Edit the entries starting at the line containing "Polygon shape xyxy=(162,76,168,82)" and ending at the line containing "Text: 11: 11 xyxy=(371,321,390,333)" so that "Ellipse" becomes "Oval" wherever it appears, leaving everything else unchanged.

*** Source material ***

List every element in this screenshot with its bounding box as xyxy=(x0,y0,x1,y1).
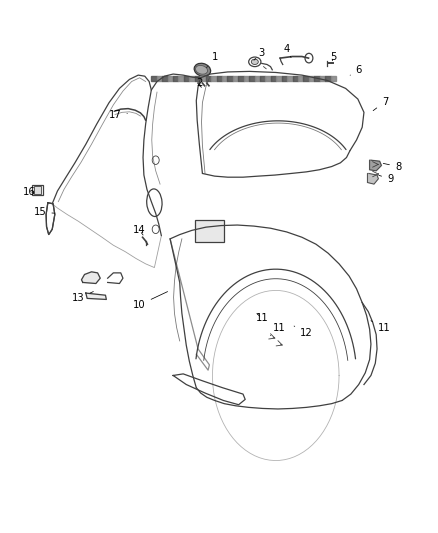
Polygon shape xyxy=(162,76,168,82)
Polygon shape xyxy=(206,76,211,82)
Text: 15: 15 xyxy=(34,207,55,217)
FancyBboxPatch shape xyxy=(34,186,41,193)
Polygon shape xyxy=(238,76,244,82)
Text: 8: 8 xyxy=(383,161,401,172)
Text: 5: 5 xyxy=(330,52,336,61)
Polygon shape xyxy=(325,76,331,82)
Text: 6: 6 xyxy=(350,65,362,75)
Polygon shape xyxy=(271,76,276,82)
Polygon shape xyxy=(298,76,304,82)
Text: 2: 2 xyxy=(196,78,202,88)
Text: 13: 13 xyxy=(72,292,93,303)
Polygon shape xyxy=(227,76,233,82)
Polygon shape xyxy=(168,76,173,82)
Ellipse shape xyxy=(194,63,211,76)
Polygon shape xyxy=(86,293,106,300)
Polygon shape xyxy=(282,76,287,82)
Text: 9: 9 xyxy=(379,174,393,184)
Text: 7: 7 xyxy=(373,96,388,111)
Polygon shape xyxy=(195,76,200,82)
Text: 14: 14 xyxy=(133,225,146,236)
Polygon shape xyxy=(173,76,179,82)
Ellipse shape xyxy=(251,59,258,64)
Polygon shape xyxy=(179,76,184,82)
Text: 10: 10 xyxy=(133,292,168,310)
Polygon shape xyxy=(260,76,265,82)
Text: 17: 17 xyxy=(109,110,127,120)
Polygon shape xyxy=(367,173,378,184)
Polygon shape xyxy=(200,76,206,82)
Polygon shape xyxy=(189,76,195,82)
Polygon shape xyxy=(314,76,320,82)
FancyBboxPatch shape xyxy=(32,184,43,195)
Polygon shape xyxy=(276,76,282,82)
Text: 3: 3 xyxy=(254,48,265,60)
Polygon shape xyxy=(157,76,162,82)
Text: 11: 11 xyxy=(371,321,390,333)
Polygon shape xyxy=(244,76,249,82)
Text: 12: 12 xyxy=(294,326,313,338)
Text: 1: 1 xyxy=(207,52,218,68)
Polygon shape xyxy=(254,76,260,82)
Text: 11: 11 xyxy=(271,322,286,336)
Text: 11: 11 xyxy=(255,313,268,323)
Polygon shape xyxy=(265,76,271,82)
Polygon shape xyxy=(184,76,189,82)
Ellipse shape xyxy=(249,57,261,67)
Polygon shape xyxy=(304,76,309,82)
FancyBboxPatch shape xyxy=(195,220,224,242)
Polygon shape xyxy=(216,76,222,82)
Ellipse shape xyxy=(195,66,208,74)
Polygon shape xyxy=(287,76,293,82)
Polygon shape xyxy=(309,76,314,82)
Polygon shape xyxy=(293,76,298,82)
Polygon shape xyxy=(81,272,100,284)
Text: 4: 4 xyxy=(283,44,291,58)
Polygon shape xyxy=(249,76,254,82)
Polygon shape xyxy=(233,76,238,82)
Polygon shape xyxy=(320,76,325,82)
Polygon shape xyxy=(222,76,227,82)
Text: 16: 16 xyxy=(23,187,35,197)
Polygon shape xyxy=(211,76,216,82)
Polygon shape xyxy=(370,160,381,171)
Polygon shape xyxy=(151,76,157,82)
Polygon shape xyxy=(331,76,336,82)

***

## [Response for this exercise]
Polygon shape xyxy=(162,76,168,82)
Polygon shape xyxy=(206,76,211,82)
Text: 15: 15 xyxy=(34,207,55,217)
FancyBboxPatch shape xyxy=(34,186,41,193)
Polygon shape xyxy=(238,76,244,82)
Text: 8: 8 xyxy=(383,161,401,172)
Text: 5: 5 xyxy=(330,52,336,61)
Polygon shape xyxy=(325,76,331,82)
Text: 6: 6 xyxy=(350,65,362,75)
Polygon shape xyxy=(271,76,276,82)
Polygon shape xyxy=(298,76,304,82)
Text: 2: 2 xyxy=(196,78,202,88)
Text: 13: 13 xyxy=(72,292,93,303)
Polygon shape xyxy=(227,76,233,82)
Polygon shape xyxy=(168,76,173,82)
Oval shape xyxy=(194,63,211,76)
Polygon shape xyxy=(86,293,106,300)
Polygon shape xyxy=(282,76,287,82)
Text: 9: 9 xyxy=(379,174,393,184)
Text: 7: 7 xyxy=(373,96,388,111)
Polygon shape xyxy=(195,76,200,82)
Text: 14: 14 xyxy=(133,225,146,236)
Polygon shape xyxy=(173,76,179,82)
Oval shape xyxy=(251,59,258,64)
Polygon shape xyxy=(179,76,184,82)
Text: 10: 10 xyxy=(133,292,168,310)
Polygon shape xyxy=(260,76,265,82)
Text: 17: 17 xyxy=(109,110,127,120)
Polygon shape xyxy=(367,173,378,184)
Polygon shape xyxy=(200,76,206,82)
Polygon shape xyxy=(189,76,195,82)
Polygon shape xyxy=(314,76,320,82)
FancyBboxPatch shape xyxy=(32,184,43,195)
Polygon shape xyxy=(276,76,282,82)
Text: 3: 3 xyxy=(254,48,265,60)
Polygon shape xyxy=(157,76,162,82)
Text: 11: 11 xyxy=(371,321,390,333)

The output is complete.